> TASK DETAILS
Check each line of the listing for the string "true", then state how many lines have it. Only the number is wanted.

> EXTRACTED DATA
_ _ _ _ _
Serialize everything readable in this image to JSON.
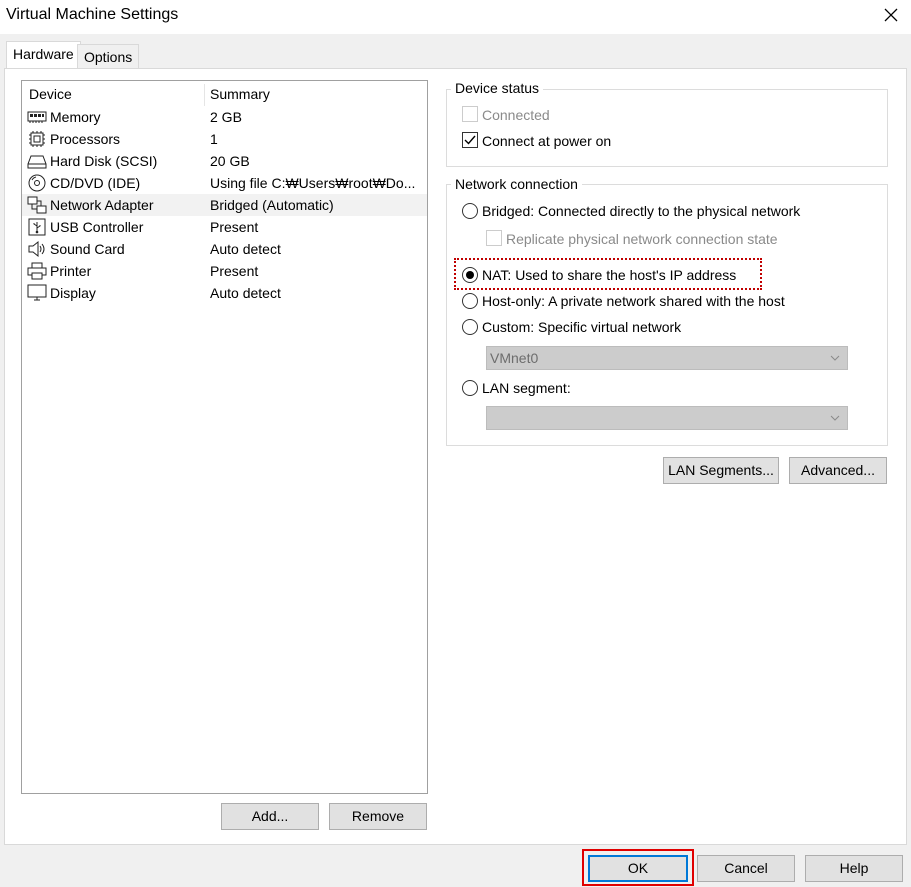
{
  "window": {
    "title": "Virtual Machine Settings"
  },
  "tabs": [
    {
      "label": "Hardware",
      "active": true
    },
    {
      "label": "Options",
      "active": false
    }
  ],
  "device_list": {
    "columns": [
      "Device",
      "Summary"
    ],
    "rows": [
      {
        "name": "Memory",
        "summary": "2 GB",
        "icon": "memory-icon"
      },
      {
        "name": "Processors",
        "summary": "1",
        "icon": "processor-icon"
      },
      {
        "name": "Hard Disk (SCSI)",
        "summary": "20 GB",
        "icon": "hard-disk-icon"
      },
      {
        "name": "CD/DVD (IDE)",
        "summary": "Using file C:₩Users₩root₩Do...",
        "icon": "cd-dvd-icon"
      },
      {
        "name": "Network Adapter",
        "summary": "Bridged (Automatic)",
        "icon": "network-adapter-icon",
        "selected": true
      },
      {
        "name": "USB Controller",
        "summary": "Present",
        "icon": "usb-icon"
      },
      {
        "name": "Sound Card",
        "summary": "Auto detect",
        "icon": "speaker-icon"
      },
      {
        "name": "Printer",
        "summary": "Present",
        "icon": "printer-icon"
      },
      {
        "name": "Display",
        "summary": "Auto detect",
        "icon": "monitor-icon"
      }
    ],
    "add_label": "Add...",
    "remove_label": "Remove"
  },
  "device_status": {
    "title": "Device status",
    "connected_label": "Connected",
    "connected_checked": false,
    "power_on_label": "Connect at power on",
    "power_on_checked": true
  },
  "network": {
    "title": "Network connection",
    "bridged_label": "Bridged: Connected directly to the physical network",
    "replicate_label": "Replicate physical network connection state",
    "nat_label": "NAT: Used to share the host's IP address",
    "hostonly_label": "Host-only: A private network shared with the host",
    "custom_label": "Custom: Specific virtual network",
    "custom_value": "VMnet0",
    "lan_label": "LAN segment:",
    "lan_value": "",
    "selected": "nat"
  },
  "buttons": {
    "lan_segments": "LAN Segments...",
    "advanced": "Advanced...",
    "ok": "OK",
    "cancel": "Cancel",
    "help": "Help"
  },
  "colors": {
    "highlight_red": "#e00000",
    "dotted_red": "#c00000",
    "focus_blue": "#0078d7"
  }
}
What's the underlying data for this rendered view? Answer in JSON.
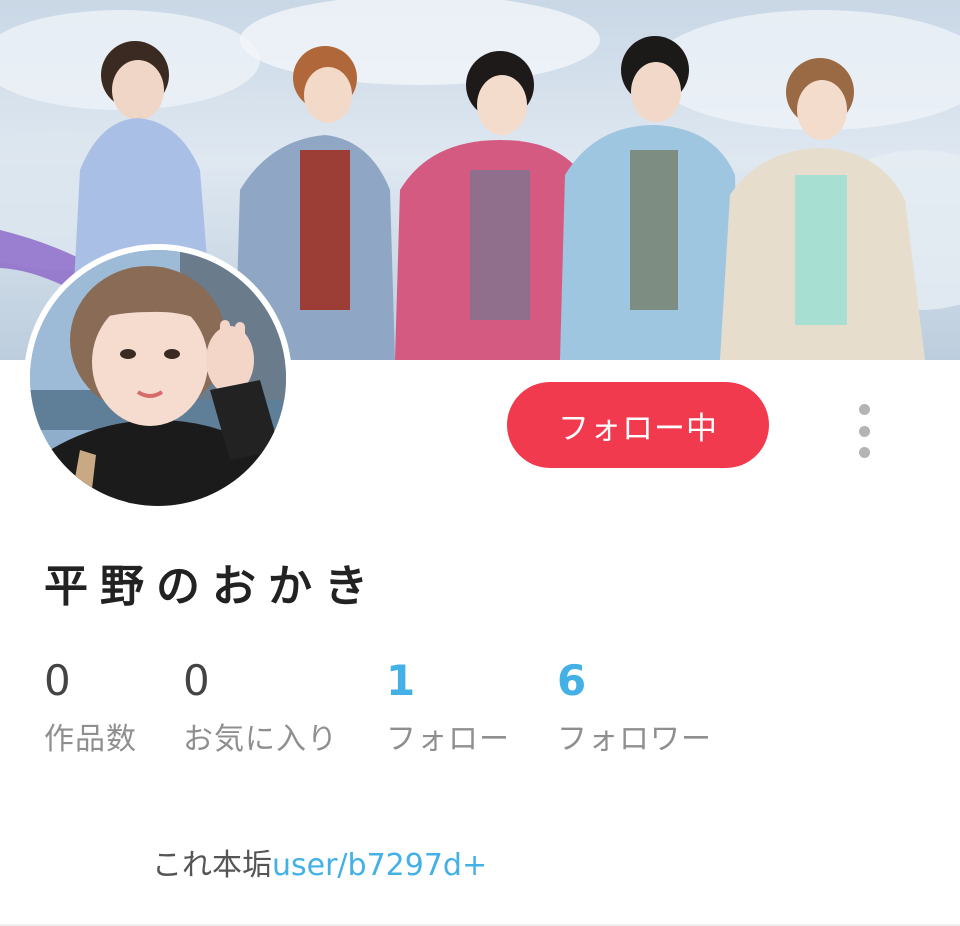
{
  "header": {
    "follow_button_label": "フォロー中",
    "more_icon": "more-vertical-icon"
  },
  "profile": {
    "name": "平野のおかき",
    "stats": [
      {
        "value": "0",
        "label": "作品数"
      },
      {
        "value": "0",
        "label": "お気に入り"
      },
      {
        "value": "1",
        "label": "フォロー"
      },
      {
        "value": "6",
        "label": "フォロワー"
      }
    ],
    "bio_text": "これ本垢",
    "bio_link": "user/b7297d+"
  },
  "colors": {
    "accent": "#f13a4e",
    "link": "#44b1e6"
  }
}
_ _ _ _ _
> RESULT OF THIS TASK
3